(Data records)
____

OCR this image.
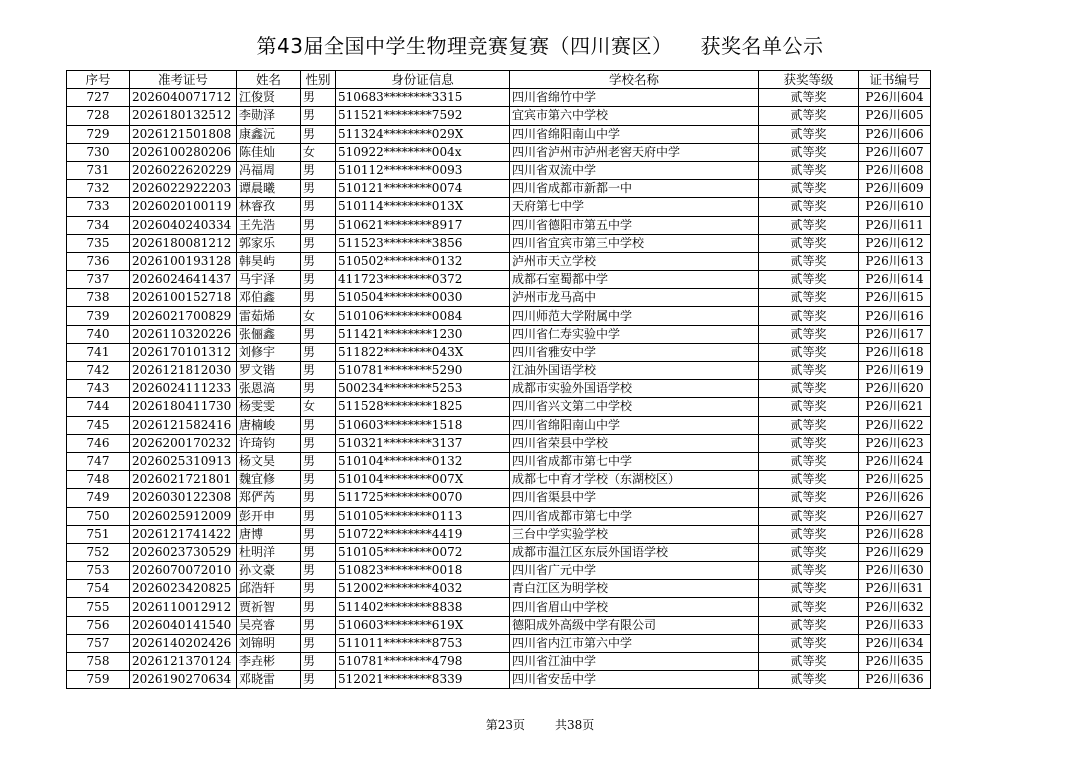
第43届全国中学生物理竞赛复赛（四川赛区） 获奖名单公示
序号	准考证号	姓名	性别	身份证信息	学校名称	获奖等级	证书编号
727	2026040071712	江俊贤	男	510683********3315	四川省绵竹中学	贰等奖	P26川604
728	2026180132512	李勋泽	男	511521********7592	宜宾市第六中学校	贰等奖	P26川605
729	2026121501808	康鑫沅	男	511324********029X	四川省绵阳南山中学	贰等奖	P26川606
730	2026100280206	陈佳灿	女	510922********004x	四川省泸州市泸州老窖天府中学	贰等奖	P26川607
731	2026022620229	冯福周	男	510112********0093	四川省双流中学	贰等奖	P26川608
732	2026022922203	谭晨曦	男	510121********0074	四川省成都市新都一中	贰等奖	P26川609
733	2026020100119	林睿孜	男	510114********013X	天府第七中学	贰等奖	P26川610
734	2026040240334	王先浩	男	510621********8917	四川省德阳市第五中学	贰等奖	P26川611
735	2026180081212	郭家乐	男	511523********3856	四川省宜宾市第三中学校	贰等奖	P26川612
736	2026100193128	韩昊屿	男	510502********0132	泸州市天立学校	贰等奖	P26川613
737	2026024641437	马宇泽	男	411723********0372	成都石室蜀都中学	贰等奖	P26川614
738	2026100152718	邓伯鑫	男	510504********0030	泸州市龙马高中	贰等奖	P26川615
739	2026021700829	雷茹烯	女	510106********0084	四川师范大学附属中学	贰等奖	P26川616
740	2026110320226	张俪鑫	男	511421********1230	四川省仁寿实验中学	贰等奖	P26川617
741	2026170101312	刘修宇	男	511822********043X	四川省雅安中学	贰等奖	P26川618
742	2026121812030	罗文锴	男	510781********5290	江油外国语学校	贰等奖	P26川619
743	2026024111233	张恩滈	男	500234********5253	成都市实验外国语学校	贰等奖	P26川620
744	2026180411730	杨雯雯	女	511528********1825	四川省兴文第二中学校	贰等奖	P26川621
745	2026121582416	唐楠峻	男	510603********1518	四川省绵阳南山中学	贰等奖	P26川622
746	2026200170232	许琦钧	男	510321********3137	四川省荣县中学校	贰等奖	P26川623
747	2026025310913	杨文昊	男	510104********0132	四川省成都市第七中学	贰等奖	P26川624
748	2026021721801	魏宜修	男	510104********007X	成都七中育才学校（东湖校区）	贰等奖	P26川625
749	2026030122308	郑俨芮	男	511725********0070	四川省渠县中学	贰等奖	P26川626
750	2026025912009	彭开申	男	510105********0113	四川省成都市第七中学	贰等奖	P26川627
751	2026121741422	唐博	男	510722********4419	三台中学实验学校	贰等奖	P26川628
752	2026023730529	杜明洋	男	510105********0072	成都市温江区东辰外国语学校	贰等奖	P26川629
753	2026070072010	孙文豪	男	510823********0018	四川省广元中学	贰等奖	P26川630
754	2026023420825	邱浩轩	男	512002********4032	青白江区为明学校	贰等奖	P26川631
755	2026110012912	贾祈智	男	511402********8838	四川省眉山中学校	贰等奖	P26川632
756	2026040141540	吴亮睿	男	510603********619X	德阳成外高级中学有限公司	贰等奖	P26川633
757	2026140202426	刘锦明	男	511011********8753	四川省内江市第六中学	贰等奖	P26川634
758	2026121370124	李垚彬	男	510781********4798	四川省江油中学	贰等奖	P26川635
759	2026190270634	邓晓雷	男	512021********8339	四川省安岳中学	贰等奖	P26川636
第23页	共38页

____

YOUR TASK:
Every entry must be written out exactly, with all pictures left out.

EXERCISE SOLUTION:
OCR this image.
第43届全国中学生物理竞赛复赛（四川赛区） 获奖名单公示
序号	准考证号	姓名	性别	身份证信息	学校名称	获奖等级	证书编号
727	2026040071712	江俊贤	男	510683********3315	四川省绵竹中学	贰等奖	P26川604
728	2026180132512	李勋泽	男	511521********7592	宜宾市第六中学校	贰等奖	P26川605
729	2026121501808	康鑫沅	男	511324********029X	四川省绵阳南山中学	贰等奖	P26川606
730	2026100280206	陈佳灿	女	510922********004x	四川省泸州市泸州老窖天府中学	贰等奖	P26川607
731	2026022620229	冯福周	男	510112********0093	四川省双流中学	贰等奖	P26川608
732	2026022922203	谭晨曦	男	510121********0074	四川省成都市新都一中	贰等奖	P26川609
733	2026020100119	林睿孜	男	510114********013X	天府第七中学	贰等奖	P26川610
734	2026040240334	王先浩	男	510621********8917	四川省德阳市第五中学	贰等奖	P26川611
735	2026180081212	郭家乐	男	511523********3856	四川省宜宾市第三中学校	贰等奖	P26川612
736	2026100193128	韩昊屿	男	510502********0132	泸州市天立学校	贰等奖	P26川613
737	2026024641437	马宇泽	男	411723********0372	成都石室蜀都中学	贰等奖	P26川614
738	2026100152718	邓伯鑫	男	510504********0030	泸州市龙马高中	贰等奖	P26川615
739	2026021700829	雷茹烯	女	510106********0084	四川师范大学附属中学	贰等奖	P26川616
740	2026110320226	张俪鑫	男	511421********1230	四川省仁寿实验中学	贰等奖	P26川617
741	2026170101312	刘修宇	男	511822********043X	四川省雅安中学	贰等奖	P26川618
742	2026121812030	罗文锴	男	510781********5290	江油外国语学校	贰等奖	P26川619
743	2026024111233	张恩滈	男	500234********5253	成都市实验外国语学校	贰等奖	P26川620
744	2026180411730	杨雯雯	女	511528********1825	四川省兴文第二中学校	贰等奖	P26川621
745	2026121582416	唐楠峻	男	510603********1518	四川省绵阳南山中学	贰等奖	P26川622
746	2026200170232	许琦钧	男	510321********3137	四川省荣县中学校	贰等奖	P26川623
747	2026025310913	杨文昊	男	510104********0132	四川省成都市第七中学	贰等奖	P26川624
748	2026021721801	魏宜修	男	510104********007X	成都七中育才学校（东湖校区）	贰等奖	P26川625
749	2026030122308	郑俨芮	男	511725********0070	四川省渠县中学	贰等奖	P26川626
750	2026025912009	彭开申	男	510105********0113	四川省成都市第七中学	贰等奖	P26川627
751	2026121741422	唐博	男	510722********4419	三台中学实验学校	贰等奖	P26川628
752	2026023730529	杜明洋	男	510105********0072	成都市温江区东辰外国语学校	贰等奖	P26川629
753	2026070072010	孙文豪	男	510823********0018	四川省广元中学	贰等奖	P26川630
754	2026023420825	邱浩轩	男	512002********4032	青白江区为明学校	贰等奖	P26川631
755	2026110012912	贾祈智	男	511402********8838	四川省眉山中学校	贰等奖	P26川632
756	2026040141540	吴亮睿	男	510603********619X	德阳成外高级中学有限公司	贰等奖	P26川633
757	2026140202426	刘锦明	男	511011********8753	四川省内江市第六中学	贰等奖	P26川634
758	2026121370124	李垚彬	男	510781********4798	四川省江油中学	贰等奖	P26川635
759	2026190270634	邓晓雷	男	512021********8339	四川省安岳中学	贰等奖	P26川636
第23页	共38页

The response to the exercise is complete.